[Extracted records]
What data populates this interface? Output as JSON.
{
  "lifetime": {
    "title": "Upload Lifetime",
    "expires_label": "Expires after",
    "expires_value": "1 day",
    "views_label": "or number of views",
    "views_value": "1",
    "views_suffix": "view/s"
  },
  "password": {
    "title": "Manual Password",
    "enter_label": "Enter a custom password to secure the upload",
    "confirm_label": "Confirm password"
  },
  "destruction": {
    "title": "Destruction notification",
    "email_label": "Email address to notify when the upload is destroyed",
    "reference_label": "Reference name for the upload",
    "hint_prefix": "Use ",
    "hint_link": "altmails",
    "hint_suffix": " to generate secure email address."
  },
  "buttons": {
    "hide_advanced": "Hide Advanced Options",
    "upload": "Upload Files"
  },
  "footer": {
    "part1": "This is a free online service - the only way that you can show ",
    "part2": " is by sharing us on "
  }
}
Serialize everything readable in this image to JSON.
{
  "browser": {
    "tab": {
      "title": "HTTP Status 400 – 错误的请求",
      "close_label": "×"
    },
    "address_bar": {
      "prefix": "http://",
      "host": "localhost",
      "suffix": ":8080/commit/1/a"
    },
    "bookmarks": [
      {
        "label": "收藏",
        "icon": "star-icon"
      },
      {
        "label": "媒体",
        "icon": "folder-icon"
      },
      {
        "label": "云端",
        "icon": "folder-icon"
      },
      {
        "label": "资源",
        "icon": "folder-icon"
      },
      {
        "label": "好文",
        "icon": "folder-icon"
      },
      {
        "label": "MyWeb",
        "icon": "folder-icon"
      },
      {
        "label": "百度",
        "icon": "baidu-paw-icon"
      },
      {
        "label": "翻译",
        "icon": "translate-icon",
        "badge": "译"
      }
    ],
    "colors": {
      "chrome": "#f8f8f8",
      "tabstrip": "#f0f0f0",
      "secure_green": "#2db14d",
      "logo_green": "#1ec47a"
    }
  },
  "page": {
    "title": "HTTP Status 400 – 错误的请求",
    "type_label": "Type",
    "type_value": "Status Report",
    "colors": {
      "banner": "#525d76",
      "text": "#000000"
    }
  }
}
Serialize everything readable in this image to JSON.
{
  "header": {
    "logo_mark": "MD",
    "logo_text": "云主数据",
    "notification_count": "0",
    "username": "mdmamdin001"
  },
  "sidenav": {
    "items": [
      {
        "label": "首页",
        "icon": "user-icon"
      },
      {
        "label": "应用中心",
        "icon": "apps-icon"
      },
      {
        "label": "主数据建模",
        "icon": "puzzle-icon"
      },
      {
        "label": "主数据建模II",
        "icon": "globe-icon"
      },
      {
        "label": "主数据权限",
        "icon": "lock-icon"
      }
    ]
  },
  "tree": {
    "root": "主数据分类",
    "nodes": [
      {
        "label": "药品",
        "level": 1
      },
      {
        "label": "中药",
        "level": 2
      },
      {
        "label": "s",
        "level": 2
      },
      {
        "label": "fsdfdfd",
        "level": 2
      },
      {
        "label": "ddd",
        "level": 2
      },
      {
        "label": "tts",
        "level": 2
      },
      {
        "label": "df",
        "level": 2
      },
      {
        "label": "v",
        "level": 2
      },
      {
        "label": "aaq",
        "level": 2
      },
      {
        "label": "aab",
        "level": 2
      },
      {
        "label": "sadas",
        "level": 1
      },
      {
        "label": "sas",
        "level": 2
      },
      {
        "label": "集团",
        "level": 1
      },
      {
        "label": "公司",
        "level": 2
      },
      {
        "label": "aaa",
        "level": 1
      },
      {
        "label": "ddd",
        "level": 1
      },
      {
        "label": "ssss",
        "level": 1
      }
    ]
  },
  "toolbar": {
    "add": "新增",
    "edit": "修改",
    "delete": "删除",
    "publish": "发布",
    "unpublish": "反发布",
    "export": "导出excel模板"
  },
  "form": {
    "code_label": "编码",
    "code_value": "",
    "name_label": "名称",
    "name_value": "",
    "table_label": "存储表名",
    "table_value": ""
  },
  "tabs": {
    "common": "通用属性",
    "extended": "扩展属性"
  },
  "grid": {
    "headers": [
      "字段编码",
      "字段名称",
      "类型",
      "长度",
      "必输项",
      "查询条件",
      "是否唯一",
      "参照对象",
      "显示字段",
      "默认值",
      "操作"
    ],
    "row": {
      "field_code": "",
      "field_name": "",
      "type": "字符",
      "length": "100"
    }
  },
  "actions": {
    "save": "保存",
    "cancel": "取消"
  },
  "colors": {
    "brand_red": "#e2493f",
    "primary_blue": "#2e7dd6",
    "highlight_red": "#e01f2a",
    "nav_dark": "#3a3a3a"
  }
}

Written task: List all lines where "错误的请求" occurs.

The response:
      "title": "HTTP Status 400 – 错误的请求",
    "title": "HTTP Status 400 – 错误的请求",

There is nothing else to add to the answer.